** START **

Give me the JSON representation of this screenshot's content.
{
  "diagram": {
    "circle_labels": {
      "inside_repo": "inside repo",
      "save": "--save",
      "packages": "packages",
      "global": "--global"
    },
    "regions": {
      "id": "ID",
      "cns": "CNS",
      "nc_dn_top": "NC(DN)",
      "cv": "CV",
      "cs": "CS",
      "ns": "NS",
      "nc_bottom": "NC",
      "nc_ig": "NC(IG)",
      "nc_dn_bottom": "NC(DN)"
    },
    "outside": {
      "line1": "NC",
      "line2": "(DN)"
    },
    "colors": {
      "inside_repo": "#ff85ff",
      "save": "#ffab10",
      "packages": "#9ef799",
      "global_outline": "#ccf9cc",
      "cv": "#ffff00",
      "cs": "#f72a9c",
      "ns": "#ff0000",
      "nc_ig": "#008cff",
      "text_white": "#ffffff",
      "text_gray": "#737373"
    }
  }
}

** END **

■ The request
Exact copies of all the records are required.

■ Written response
Give me the JSON representation of this screenshot's content.
{
  "diagram": {
    "circle_labels": {
      "inside_repo": "inside repo",
      "save": "--save",
      "packages": "packages",
      "global": "--global"
    },
    "regions": {
      "id": "ID",
      "cns": "CNS",
      "nc_dn_top": "NC(DN)",
      "cv": "CV",
      "cs": "CS",
      "ns": "NS",
      "nc_bottom": "NC",
      "nc_ig": "NC(IG)",
      "nc_dn_bottom": "NC(DN)"
    },
    "outside": {
      "line1": "NC",
      "line2": "(DN)"
    },
    "colors": {
      "inside_repo": "#ff85ff",
      "save": "#ffab10",
      "packages": "#9ef799",
      "global_outline": "#ccf9cc",
      "cv": "#ffff00",
      "cs": "#f72a9c",
      "ns": "#ff0000",
      "nc_ig": "#008cff",
      "text_white": "#ffffff",
      "text_gray": "#737373"
    }
  }
}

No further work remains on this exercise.